[Records that describe figures]
:::
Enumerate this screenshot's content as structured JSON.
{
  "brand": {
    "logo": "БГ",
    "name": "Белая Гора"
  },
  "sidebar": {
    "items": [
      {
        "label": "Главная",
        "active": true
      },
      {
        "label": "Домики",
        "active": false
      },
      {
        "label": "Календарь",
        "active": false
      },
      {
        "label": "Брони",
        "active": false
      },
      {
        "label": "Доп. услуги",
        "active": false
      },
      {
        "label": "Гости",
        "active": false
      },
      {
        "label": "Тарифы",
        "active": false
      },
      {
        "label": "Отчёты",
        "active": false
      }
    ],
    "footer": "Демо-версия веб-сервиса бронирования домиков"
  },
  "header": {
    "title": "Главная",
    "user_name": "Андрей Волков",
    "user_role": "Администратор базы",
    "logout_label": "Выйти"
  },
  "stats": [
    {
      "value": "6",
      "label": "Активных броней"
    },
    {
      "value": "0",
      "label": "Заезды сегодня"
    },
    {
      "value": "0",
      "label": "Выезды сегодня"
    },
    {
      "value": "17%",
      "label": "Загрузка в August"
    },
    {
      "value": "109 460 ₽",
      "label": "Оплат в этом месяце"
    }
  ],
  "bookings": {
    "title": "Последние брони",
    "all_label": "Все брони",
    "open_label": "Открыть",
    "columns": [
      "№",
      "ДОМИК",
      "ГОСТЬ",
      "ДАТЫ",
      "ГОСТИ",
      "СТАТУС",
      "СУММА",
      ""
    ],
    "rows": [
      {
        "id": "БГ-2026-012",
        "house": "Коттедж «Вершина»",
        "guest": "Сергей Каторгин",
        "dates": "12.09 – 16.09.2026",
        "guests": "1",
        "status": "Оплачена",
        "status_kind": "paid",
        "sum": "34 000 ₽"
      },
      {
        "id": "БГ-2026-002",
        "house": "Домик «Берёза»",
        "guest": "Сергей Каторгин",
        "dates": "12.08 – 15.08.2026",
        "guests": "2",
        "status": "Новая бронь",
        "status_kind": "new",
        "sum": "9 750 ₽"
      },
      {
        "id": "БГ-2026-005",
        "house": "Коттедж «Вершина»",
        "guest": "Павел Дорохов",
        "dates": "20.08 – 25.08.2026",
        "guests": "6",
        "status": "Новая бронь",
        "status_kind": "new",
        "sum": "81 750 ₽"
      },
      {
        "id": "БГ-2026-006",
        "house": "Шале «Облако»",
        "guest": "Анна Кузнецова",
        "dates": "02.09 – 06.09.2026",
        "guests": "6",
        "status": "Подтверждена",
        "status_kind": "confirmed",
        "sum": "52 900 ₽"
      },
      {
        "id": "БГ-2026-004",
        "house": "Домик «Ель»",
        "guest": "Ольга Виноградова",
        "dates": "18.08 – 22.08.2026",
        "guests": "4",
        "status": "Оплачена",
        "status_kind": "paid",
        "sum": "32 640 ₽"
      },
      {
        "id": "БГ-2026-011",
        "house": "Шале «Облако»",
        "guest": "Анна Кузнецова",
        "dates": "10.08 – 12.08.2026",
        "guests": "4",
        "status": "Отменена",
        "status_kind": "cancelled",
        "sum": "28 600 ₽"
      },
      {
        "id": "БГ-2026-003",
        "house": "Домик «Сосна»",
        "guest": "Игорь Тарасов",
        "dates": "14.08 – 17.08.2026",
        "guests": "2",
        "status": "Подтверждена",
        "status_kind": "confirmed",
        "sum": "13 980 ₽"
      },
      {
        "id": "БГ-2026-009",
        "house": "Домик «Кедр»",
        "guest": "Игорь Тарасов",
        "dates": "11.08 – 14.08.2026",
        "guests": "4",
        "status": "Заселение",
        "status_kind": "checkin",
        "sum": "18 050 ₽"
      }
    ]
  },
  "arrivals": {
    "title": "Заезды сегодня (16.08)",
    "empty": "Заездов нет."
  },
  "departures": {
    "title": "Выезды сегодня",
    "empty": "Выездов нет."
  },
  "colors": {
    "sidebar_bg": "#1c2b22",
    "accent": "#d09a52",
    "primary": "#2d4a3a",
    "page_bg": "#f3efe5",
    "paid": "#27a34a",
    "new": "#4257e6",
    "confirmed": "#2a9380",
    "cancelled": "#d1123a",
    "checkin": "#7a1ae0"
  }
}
:::
#### Exercise aim:
Reproduce every line of the material above exactly.

#### Solution to this problem:
Enumerate this screenshot's content as structured JSON.
{
  "brand": {
    "logo": "БГ",
    "name": "Белая Гора"
  },
  "sidebar": {
    "items": [
      {
        "label": "Главная",
        "active": true
      },
      {
        "label": "Домики",
        "active": false
      },
      {
        "label": "Календарь",
        "active": false
      },
      {
        "label": "Брони",
        "active": false
      },
      {
        "label": "Доп. услуги",
        "active": false
      },
      {
        "label": "Гости",
        "active": false
      },
      {
        "label": "Тарифы",
        "active": false
      },
      {
        "label": "Отчёты",
        "active": false
      }
    ],
    "footer": "Демо-версия веб-сервиса бронирования домиков"
  },
  "header": {
    "title": "Главная",
    "user_name": "Андрей Волков",
    "user_role": "Администратор базы",
    "logout_label": "Выйти"
  },
  "stats": [
    {
      "value": "6",
      "label": "Активных броней"
    },
    {
      "value": "0",
      "label": "Заезды сегодня"
    },
    {
      "value": "0",
      "label": "Выезды сегодня"
    },
    {
      "value": "17%",
      "label": "Загрузка в August"
    },
    {
      "value": "109 460 ₽",
      "label": "Оплат в этом месяце"
    }
  ],
  "bookings": {
    "title": "Последние брони",
    "all_label": "Все брони",
    "open_label": "Открыть",
    "columns": [
      "№",
      "ДОМИК",
      "ГОСТЬ",
      "ДАТЫ",
      "ГОСТИ",
      "СТАТУС",
      "СУММА",
      ""
    ],
    "rows": [
      {
        "id": "БГ-2026-012",
        "house": "Коттедж «Вершина»",
        "guest": "Сергей Каторгин",
        "dates": "12.09 – 16.09.2026",
        "guests": "1",
        "status": "Оплачена",
        "status_kind": "paid",
        "sum": "34 000 ₽"
      },
      {
        "id": "БГ-2026-002",
        "house": "Домик «Берёза»",
        "guest": "Сергей Каторгин",
        "dates": "12.08 – 15.08.2026",
        "guests": "2",
        "status": "Новая бронь",
        "status_kind": "new",
        "sum": "9 750 ₽"
      },
      {
        "id": "БГ-2026-005",
        "house": "Коттедж «Вершина»",
        "guest": "Павел Дорохов",
        "dates": "20.08 – 25.08.2026",
        "guests": "6",
        "status": "Новая бронь",
        "status_kind": "new",
        "sum": "81 750 ₽"
      },
      {
        "id": "БГ-2026-006",
        "house": "Шале «Облако»",
        "guest": "Анна Кузнецова",
        "dates": "02.09 – 06.09.2026",
        "guests": "6",
        "status": "Подтверждена",
        "status_kind": "confirmed",
        "sum": "52 900 ₽"
      },
      {
        "id": "БГ-2026-004",
        "house": "Домик «Ель»",
        "guest": "Ольга Виноградова",
        "dates": "18.08 – 22.08.2026",
        "guests": "4",
        "status": "Оплачена",
        "status_kind": "paid",
        "sum": "32 640 ₽"
      },
      {
        "id": "БГ-2026-011",
        "house": "Шале «Облако»",
        "guest": "Анна Кузнецова",
        "dates": "10.08 – 12.08.2026",
        "guests": "4",
        "status": "Отменена",
        "status_kind": "cancelled",
        "sum": "28 600 ₽"
      },
      {
        "id": "БГ-2026-003",
        "house": "Домик «Сосна»",
        "guest": "Игорь Тарасов",
        "dates": "14.08 – 17.08.2026",
        "guests": "2",
        "status": "Подтверждена",
        "status_kind": "confirmed",
        "sum": "13 980 ₽"
      },
      {
        "id": "БГ-2026-009",
        "house": "Домик «Кедр»",
        "guest": "Игорь Тарасов",
        "dates": "11.08 – 14.08.2026",
        "guests": "4",
        "status": "Заселение",
        "status_kind": "checkin",
        "sum": "18 050 ₽"
      }
    ]
  },
  "arrivals": {
    "title": "Заезды сегодня (16.08)",
    "empty": "Заездов нет."
  },
  "departures": {
    "title": "Выезды сегодня",
    "empty": "Выездов нет."
  },
  "colors": {
    "sidebar_bg": "#1c2b22",
    "accent": "#d09a52",
    "primary": "#2d4a3a",
    "page_bg": "#f3efe5",
    "paid": "#27a34a",
    "new": "#4257e6",
    "confirmed": "#2a9380",
    "cancelled": "#d1123a",
    "checkin": "#7a1ae0"
  }
}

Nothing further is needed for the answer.